**Problem to work on:**
Copy each line of the entries that contains the word "Padding".

== Extracted entries

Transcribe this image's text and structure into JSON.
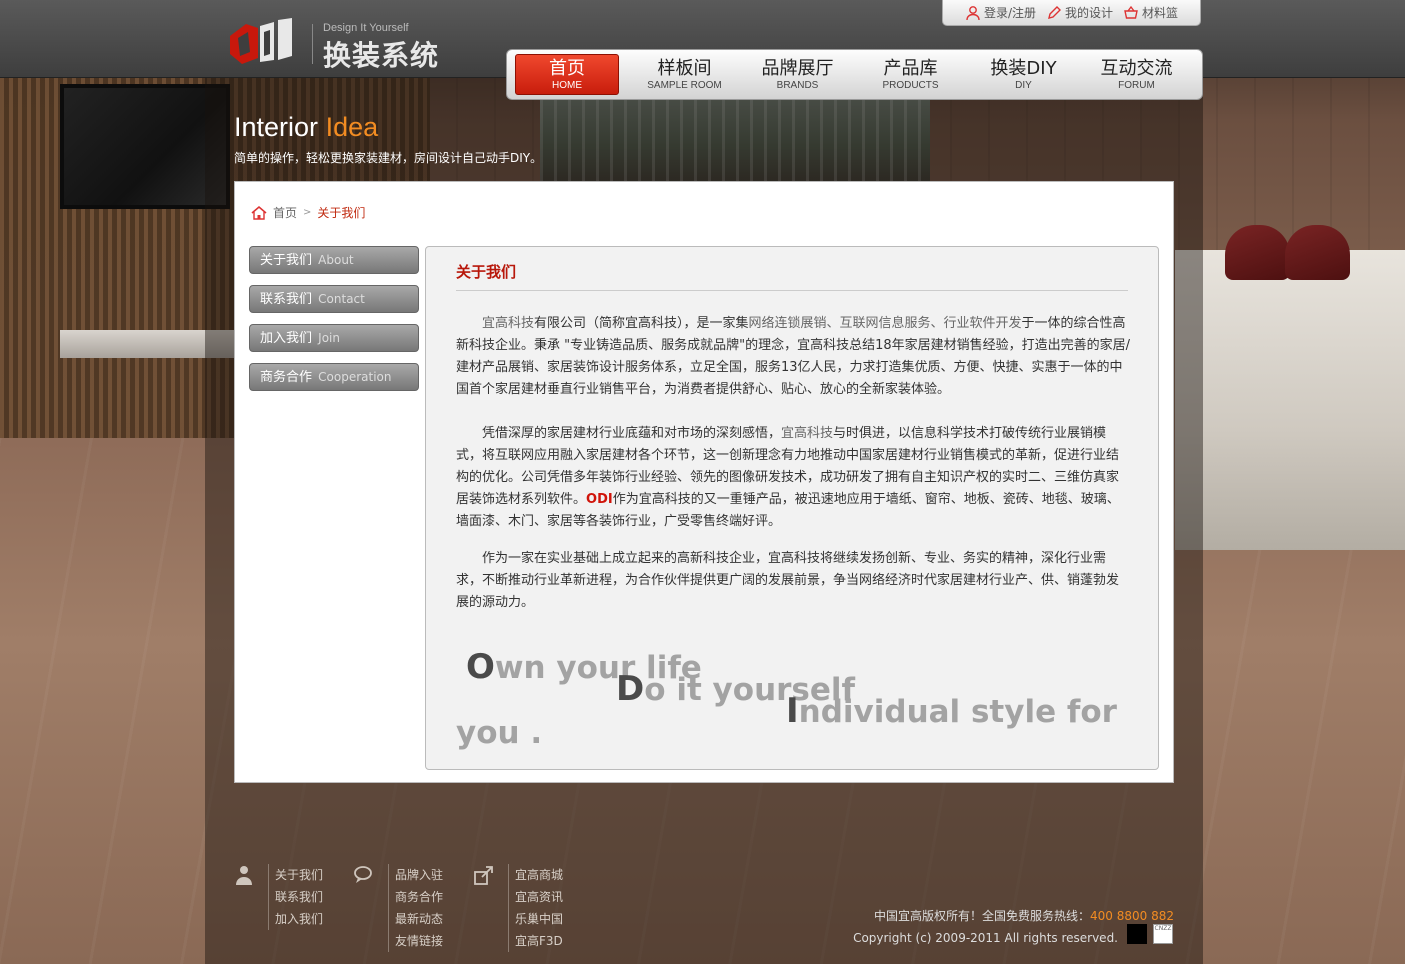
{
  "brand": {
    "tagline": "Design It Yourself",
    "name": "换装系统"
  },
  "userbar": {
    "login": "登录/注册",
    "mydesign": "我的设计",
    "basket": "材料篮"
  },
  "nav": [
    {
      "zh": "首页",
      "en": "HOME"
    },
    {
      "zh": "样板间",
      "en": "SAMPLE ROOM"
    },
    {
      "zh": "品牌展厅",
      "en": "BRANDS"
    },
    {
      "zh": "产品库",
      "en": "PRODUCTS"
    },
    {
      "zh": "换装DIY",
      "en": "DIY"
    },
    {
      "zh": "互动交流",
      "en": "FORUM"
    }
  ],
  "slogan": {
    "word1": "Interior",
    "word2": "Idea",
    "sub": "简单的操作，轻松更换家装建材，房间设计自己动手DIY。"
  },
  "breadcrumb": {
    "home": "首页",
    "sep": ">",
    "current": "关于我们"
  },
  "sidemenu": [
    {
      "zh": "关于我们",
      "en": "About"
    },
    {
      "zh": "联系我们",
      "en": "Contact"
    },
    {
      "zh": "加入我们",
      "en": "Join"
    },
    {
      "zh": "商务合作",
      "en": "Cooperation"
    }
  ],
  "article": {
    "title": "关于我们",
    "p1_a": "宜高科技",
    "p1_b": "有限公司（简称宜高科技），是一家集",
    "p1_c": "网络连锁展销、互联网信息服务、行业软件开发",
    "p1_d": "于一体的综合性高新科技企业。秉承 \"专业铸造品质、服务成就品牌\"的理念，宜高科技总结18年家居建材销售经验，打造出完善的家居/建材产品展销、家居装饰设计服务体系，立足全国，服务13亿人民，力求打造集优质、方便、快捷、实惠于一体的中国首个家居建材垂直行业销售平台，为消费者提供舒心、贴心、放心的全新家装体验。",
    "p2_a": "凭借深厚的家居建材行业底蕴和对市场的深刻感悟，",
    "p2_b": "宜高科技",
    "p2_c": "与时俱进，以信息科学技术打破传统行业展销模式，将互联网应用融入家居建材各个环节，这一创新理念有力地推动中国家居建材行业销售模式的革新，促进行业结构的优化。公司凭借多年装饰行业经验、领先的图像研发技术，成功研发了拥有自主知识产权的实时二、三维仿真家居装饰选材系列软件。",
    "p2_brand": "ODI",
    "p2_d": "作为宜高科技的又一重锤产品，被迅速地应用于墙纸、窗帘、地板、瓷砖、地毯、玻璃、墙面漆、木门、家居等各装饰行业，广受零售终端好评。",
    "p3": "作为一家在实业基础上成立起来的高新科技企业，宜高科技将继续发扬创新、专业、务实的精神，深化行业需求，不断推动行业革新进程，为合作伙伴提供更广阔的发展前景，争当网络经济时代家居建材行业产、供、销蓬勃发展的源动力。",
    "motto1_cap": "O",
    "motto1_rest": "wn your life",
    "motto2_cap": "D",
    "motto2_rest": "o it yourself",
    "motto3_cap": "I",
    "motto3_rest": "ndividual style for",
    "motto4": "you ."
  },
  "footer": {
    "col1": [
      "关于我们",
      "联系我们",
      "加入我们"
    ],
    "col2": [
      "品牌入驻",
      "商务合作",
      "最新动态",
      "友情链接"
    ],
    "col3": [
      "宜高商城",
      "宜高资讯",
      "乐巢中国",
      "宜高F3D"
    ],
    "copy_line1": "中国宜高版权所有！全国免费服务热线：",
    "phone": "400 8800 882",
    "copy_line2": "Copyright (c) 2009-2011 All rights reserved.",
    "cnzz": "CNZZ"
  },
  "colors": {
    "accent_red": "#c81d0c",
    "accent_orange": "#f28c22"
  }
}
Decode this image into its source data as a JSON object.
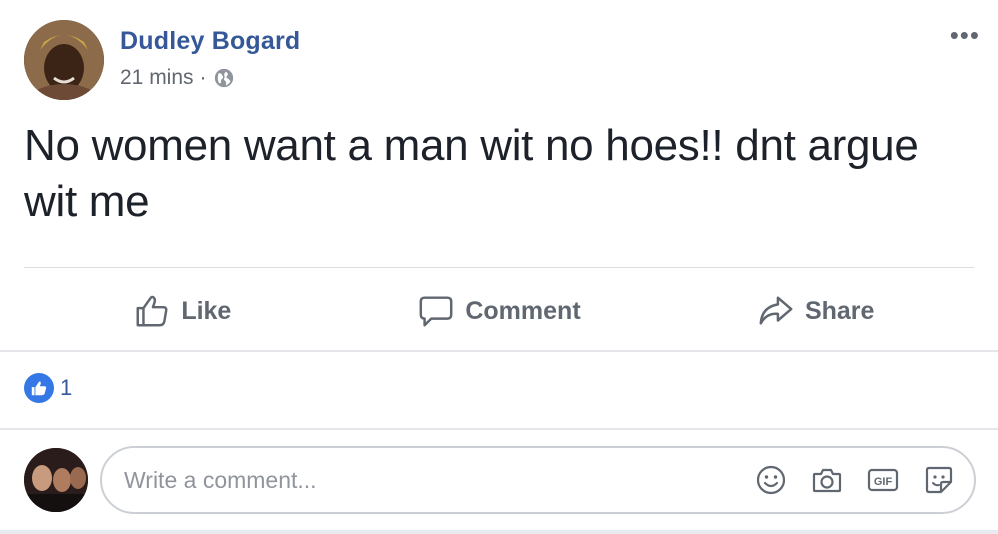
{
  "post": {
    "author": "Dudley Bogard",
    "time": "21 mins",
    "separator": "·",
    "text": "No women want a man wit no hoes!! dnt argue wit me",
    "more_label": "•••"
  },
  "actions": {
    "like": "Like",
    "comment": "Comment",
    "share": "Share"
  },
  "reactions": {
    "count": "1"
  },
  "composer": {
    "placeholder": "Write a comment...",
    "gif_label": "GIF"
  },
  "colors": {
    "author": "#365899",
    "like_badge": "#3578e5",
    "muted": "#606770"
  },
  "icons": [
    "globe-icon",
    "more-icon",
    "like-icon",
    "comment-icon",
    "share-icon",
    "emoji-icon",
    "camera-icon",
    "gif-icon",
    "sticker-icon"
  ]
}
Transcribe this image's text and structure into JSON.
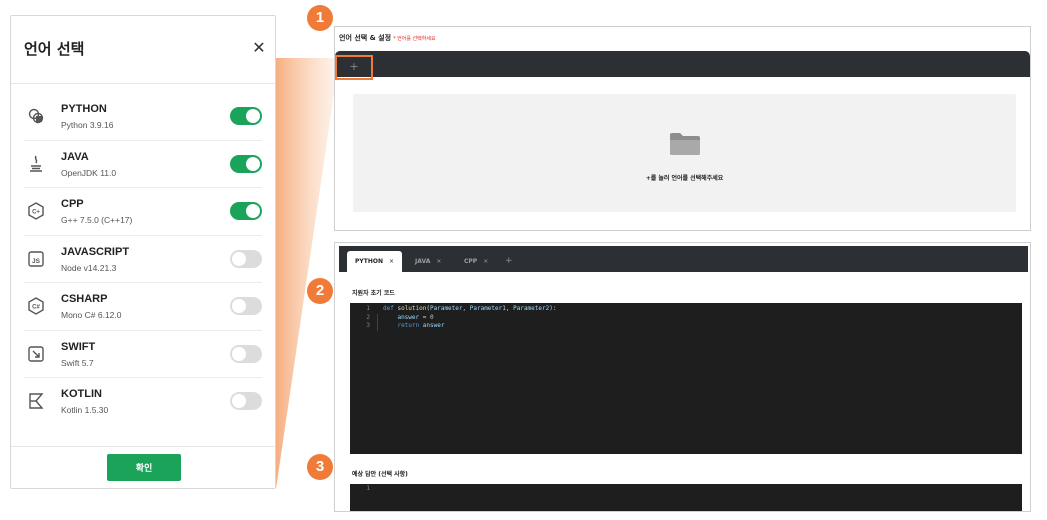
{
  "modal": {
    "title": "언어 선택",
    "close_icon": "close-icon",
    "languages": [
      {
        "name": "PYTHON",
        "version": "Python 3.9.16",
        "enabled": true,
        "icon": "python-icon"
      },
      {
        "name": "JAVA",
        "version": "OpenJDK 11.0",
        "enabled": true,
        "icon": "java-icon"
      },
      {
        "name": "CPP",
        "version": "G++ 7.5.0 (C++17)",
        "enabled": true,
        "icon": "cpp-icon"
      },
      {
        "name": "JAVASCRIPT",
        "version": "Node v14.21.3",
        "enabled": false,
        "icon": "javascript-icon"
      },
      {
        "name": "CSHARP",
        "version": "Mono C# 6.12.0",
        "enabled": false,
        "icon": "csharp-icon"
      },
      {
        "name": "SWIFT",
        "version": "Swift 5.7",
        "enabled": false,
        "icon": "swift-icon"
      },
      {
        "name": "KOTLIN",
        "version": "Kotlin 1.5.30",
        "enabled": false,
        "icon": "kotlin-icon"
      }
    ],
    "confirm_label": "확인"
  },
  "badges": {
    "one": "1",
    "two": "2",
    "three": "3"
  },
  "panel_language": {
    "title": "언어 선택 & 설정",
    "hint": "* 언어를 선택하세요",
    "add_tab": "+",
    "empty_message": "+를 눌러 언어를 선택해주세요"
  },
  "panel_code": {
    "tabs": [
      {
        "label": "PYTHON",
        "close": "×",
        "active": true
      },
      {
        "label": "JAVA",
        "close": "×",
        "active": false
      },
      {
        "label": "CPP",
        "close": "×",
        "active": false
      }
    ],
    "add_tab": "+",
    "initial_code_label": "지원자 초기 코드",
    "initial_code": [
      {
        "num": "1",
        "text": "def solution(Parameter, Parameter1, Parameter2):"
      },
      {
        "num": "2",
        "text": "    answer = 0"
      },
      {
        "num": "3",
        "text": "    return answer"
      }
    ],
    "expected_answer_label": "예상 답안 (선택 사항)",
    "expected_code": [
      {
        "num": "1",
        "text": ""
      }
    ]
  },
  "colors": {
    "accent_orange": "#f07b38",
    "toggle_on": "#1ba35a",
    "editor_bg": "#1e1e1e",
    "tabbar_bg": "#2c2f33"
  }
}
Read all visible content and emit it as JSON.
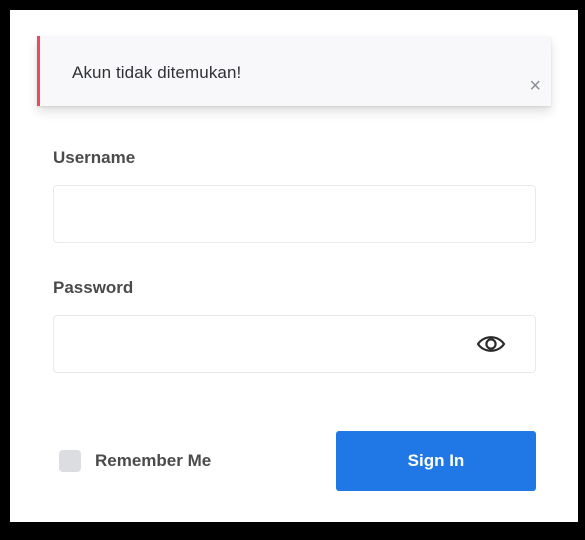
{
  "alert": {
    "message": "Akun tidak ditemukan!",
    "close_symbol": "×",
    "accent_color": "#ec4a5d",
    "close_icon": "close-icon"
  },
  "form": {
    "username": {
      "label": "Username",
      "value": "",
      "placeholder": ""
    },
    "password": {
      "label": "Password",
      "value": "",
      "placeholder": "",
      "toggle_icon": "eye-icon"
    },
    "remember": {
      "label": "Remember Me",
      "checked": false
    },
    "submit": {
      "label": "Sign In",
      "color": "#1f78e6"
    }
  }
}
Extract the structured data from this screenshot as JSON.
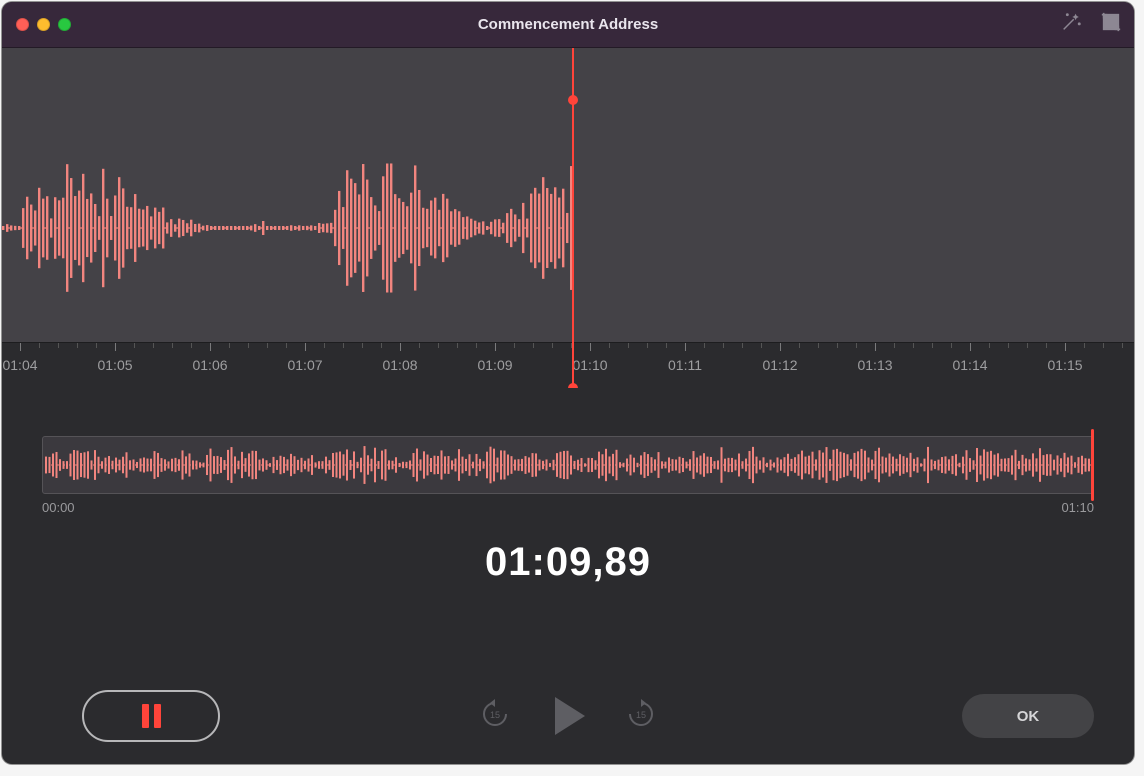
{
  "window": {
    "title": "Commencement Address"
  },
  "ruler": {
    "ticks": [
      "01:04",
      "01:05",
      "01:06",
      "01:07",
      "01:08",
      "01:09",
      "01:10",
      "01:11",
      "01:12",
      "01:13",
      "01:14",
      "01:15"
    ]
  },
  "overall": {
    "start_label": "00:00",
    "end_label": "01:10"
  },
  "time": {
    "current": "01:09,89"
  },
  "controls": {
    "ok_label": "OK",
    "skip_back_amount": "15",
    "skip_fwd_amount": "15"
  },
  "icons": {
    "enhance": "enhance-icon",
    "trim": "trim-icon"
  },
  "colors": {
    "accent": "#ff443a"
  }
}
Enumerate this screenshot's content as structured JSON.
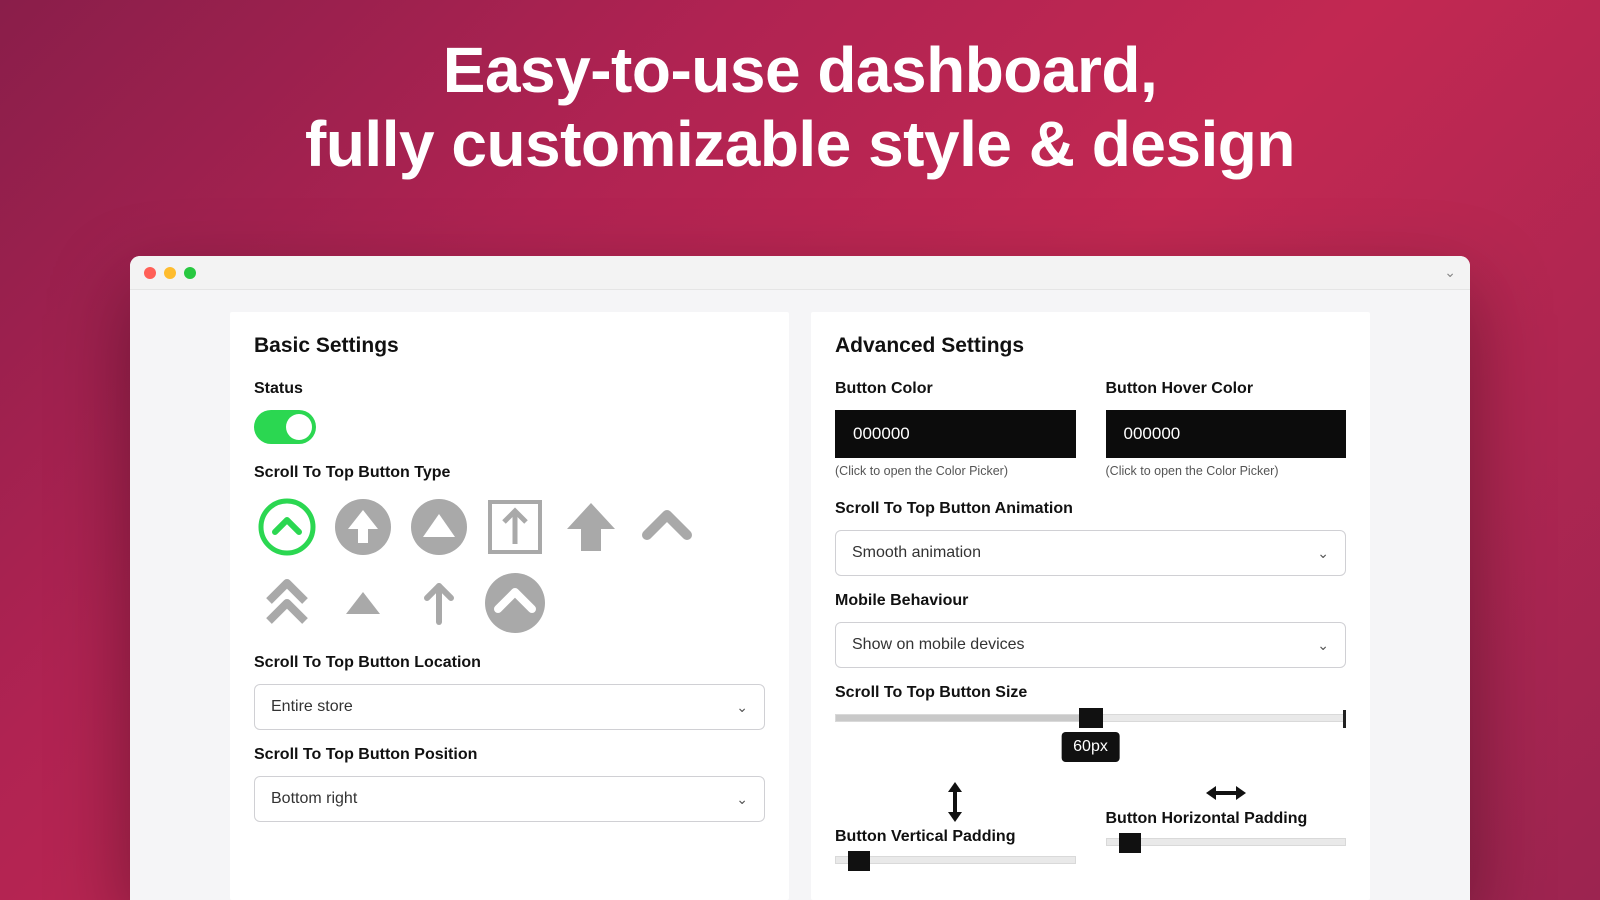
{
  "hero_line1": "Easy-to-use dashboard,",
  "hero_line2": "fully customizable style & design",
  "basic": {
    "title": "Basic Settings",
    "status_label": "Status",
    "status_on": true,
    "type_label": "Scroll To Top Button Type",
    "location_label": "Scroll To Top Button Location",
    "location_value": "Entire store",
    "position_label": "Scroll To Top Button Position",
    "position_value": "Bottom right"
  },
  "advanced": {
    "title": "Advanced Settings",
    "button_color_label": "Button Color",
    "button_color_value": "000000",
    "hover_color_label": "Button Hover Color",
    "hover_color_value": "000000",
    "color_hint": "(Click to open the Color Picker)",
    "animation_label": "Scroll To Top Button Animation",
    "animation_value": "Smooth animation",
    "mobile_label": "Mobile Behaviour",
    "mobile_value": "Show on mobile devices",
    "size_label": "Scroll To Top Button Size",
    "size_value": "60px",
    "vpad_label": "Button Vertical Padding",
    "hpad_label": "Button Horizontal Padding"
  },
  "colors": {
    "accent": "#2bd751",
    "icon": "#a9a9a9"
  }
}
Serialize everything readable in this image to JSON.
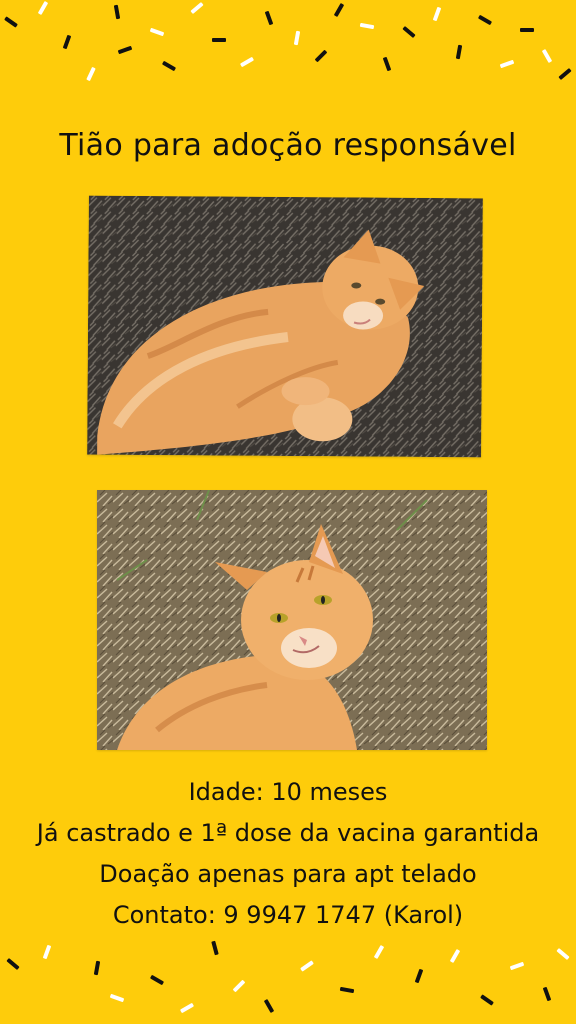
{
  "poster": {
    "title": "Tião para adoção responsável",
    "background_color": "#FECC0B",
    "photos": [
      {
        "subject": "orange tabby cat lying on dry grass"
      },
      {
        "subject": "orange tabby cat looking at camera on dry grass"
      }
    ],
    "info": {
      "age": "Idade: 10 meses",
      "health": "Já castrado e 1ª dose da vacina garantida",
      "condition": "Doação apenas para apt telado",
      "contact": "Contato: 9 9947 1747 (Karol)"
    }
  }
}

====

**Written answer:**
    "vpad_label": "Button Vertical Padding",
    "hpad_label": "Button Horizontal Padding"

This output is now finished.